#### Directive
Reproduce all the entries exactly.
## Begin Entries shown
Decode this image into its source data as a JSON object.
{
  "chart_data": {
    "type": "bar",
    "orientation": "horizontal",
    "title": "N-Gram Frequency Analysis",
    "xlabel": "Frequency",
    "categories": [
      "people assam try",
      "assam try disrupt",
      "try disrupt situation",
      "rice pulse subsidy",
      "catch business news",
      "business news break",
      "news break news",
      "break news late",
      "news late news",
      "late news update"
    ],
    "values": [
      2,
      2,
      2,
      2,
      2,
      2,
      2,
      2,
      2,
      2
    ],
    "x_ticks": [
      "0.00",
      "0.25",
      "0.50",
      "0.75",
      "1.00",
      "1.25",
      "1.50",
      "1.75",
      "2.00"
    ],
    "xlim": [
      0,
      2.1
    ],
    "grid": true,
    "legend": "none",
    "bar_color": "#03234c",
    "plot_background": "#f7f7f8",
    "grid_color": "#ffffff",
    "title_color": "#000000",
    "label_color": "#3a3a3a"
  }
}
## End Entries shown
#### Response
Decode this image into its source data as a JSON object.
{
  "chart_data": {
    "type": "bar",
    "orientation": "horizontal",
    "title": "N-Gram Frequency Analysis",
    "xlabel": "Frequency",
    "categories": [
      "people assam try",
      "assam try disrupt",
      "try disrupt situation",
      "rice pulse subsidy",
      "catch business news",
      "business news break",
      "news break news",
      "break news late",
      "news late news",
      "late news update"
    ],
    "values": [
      2,
      2,
      2,
      2,
      2,
      2,
      2,
      2,
      2,
      2
    ],
    "x_ticks": [
      "0.00",
      "0.25",
      "0.50",
      "0.75",
      "1.00",
      "1.25",
      "1.50",
      "1.75",
      "2.00"
    ],
    "xlim": [
      0,
      2.1
    ],
    "grid": true,
    "legend": "none",
    "bar_color": "#03234c",
    "plot_background": "#f7f7f8",
    "grid_color": "#ffffff",
    "title_color": "#000000",
    "label_color": "#3a3a3a"
  }
}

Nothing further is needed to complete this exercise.